• **WHAT IS BEING ASKED**
Present the following data again exactly as it is shown.

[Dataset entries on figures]

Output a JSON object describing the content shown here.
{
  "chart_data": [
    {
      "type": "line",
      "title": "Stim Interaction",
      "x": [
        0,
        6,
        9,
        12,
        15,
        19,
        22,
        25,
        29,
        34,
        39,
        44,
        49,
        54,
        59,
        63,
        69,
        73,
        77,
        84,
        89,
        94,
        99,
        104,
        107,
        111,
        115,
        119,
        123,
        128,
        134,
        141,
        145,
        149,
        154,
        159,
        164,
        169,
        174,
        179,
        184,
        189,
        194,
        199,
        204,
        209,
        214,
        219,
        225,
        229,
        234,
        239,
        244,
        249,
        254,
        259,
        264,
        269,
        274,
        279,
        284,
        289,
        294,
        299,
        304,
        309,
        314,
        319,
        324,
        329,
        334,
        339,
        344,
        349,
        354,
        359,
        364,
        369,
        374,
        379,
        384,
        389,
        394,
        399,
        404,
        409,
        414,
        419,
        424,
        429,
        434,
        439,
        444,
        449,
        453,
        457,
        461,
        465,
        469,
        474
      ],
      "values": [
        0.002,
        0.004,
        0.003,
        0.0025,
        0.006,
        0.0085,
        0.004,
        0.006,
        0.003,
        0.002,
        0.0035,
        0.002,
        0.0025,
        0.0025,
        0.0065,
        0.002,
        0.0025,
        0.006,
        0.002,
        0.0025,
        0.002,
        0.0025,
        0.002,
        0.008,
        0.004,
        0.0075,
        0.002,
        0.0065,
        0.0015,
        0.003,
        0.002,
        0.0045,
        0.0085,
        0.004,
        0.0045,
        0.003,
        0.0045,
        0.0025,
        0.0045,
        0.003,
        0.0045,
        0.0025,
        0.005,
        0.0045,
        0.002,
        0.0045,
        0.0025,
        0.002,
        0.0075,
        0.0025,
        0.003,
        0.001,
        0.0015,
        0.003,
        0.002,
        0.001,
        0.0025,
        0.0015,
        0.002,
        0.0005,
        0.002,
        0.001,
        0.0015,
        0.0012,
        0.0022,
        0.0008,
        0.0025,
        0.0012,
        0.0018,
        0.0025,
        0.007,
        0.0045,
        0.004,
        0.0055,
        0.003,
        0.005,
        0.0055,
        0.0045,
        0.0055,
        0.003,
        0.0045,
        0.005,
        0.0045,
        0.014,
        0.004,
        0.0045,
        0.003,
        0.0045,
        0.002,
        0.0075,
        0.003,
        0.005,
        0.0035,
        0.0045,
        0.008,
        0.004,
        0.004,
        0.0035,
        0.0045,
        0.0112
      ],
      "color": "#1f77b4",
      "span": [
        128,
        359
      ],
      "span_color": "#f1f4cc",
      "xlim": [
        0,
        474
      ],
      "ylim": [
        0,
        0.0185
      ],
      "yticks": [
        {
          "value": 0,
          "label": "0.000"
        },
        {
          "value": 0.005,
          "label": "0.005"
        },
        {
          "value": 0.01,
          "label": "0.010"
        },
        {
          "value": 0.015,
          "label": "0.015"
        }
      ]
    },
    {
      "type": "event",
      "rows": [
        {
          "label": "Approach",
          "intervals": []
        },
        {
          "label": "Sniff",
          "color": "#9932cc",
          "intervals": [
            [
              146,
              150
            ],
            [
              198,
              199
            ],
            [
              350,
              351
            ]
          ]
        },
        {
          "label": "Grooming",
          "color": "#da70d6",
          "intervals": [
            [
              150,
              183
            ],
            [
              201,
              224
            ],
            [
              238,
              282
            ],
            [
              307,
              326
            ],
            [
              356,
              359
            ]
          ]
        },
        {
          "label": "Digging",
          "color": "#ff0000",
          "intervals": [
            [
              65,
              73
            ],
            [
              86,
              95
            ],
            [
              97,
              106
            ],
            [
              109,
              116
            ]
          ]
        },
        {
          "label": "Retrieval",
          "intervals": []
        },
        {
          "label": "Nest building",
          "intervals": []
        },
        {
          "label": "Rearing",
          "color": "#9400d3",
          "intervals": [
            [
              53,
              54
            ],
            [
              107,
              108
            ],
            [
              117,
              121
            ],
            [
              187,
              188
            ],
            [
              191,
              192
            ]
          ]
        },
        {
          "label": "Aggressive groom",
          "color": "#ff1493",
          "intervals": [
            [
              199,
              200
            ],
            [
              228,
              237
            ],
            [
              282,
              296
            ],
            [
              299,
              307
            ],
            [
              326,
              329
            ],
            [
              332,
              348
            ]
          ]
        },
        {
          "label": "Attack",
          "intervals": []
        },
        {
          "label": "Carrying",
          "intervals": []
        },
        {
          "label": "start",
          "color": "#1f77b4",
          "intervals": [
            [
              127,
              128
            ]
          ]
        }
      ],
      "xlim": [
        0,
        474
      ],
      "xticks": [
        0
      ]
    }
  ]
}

• **OUTPUT OF THE TASK**
Output a JSON object describing the content shown here.
{
  "chart_data": [
    {
      "type": "line",
      "title": "Stim Interaction",
      "x": [
        0,
        6,
        9,
        12,
        15,
        19,
        22,
        25,
        29,
        34,
        39,
        44,
        49,
        54,
        59,
        63,
        69,
        73,
        77,
        84,
        89,
        94,
        99,
        104,
        107,
        111,
        115,
        119,
        123,
        128,
        134,
        141,
        145,
        149,
        154,
        159,
        164,
        169,
        174,
        179,
        184,
        189,
        194,
        199,
        204,
        209,
        214,
        219,
        225,
        229,
        234,
        239,
        244,
        249,
        254,
        259,
        264,
        269,
        274,
        279,
        284,
        289,
        294,
        299,
        304,
        309,
        314,
        319,
        324,
        329,
        334,
        339,
        344,
        349,
        354,
        359,
        364,
        369,
        374,
        379,
        384,
        389,
        394,
        399,
        404,
        409,
        414,
        419,
        424,
        429,
        434,
        439,
        444,
        449,
        453,
        457,
        461,
        465,
        469,
        474
      ],
      "values": [
        0.002,
        0.004,
        0.003,
        0.0025,
        0.006,
        0.0085,
        0.004,
        0.006,
        0.003,
        0.002,
        0.0035,
        0.002,
        0.0025,
        0.0025,
        0.0065,
        0.002,
        0.0025,
        0.006,
        0.002,
        0.0025,
        0.002,
        0.0025,
        0.002,
        0.008,
        0.004,
        0.0075,
        0.002,
        0.0065,
        0.0015,
        0.003,
        0.002,
        0.0045,
        0.0085,
        0.004,
        0.0045,
        0.003,
        0.0045,
        0.0025,
        0.0045,
        0.003,
        0.0045,
        0.0025,
        0.005,
        0.0045,
        0.002,
        0.0045,
        0.0025,
        0.002,
        0.0075,
        0.0025,
        0.003,
        0.001,
        0.0015,
        0.003,
        0.002,
        0.001,
        0.0025,
        0.0015,
        0.002,
        0.0005,
        0.002,
        0.001,
        0.0015,
        0.0012,
        0.0022,
        0.0008,
        0.0025,
        0.0012,
        0.0018,
        0.0025,
        0.007,
        0.0045,
        0.004,
        0.0055,
        0.003,
        0.005,
        0.0055,
        0.0045,
        0.0055,
        0.003,
        0.0045,
        0.005,
        0.0045,
        0.014,
        0.004,
        0.0045,
        0.003,
        0.0045,
        0.002,
        0.0075,
        0.003,
        0.005,
        0.0035,
        0.0045,
        0.008,
        0.004,
        0.004,
        0.0035,
        0.0045,
        0.0112
      ],
      "color": "#1f77b4",
      "span": [
        128,
        359
      ],
      "span_color": "#f1f4cc",
      "xlim": [
        0,
        474
      ],
      "ylim": [
        0,
        0.0185
      ],
      "yticks": [
        {
          "value": 0,
          "label": "0.000"
        },
        {
          "value": 0.005,
          "label": "0.005"
        },
        {
          "value": 0.01,
          "label": "0.010"
        },
        {
          "value": 0.015,
          "label": "0.015"
        }
      ]
    },
    {
      "type": "event",
      "rows": [
        {
          "label": "Approach",
          "intervals": []
        },
        {
          "label": "Sniff",
          "color": "#9932cc",
          "intervals": [
            [
              146,
              150
            ],
            [
              198,
              199
            ],
            [
              350,
              351
            ]
          ]
        },
        {
          "label": "Grooming",
          "color": "#da70d6",
          "intervals": [
            [
              150,
              183
            ],
            [
              201,
              224
            ],
            [
              238,
              282
            ],
            [
              307,
              326
            ],
            [
              356,
              359
            ]
          ]
        },
        {
          "label": "Digging",
          "color": "#ff0000",
          "intervals": [
            [
              65,
              73
            ],
            [
              86,
              95
            ],
            [
              97,
              106
            ],
            [
              109,
              116
            ]
          ]
        },
        {
          "label": "Retrieval",
          "intervals": []
        },
        {
          "label": "Nest building",
          "intervals": []
        },
        {
          "label": "Rearing",
          "color": "#9400d3",
          "intervals": [
            [
              53,
              54
            ],
            [
              107,
              108
            ],
            [
              117,
              121
            ],
            [
              187,
              188
            ],
            [
              191,
              192
            ]
          ]
        },
        {
          "label": "Aggressive groom",
          "color": "#ff1493",
          "intervals": [
            [
              199,
              200
            ],
            [
              228,
              237
            ],
            [
              282,
              296
            ],
            [
              299,
              307
            ],
            [
              326,
              329
            ],
            [
              332,
              348
            ]
          ]
        },
        {
          "label": "Attack",
          "intervals": []
        },
        {
          "label": "Carrying",
          "intervals": []
        },
        {
          "label": "start",
          "color": "#1f77b4",
          "intervals": [
            [
              127,
              128
            ]
          ]
        }
      ],
      "xlim": [
        0,
        474
      ],
      "xticks": [
        0
      ]
    }
  ]
}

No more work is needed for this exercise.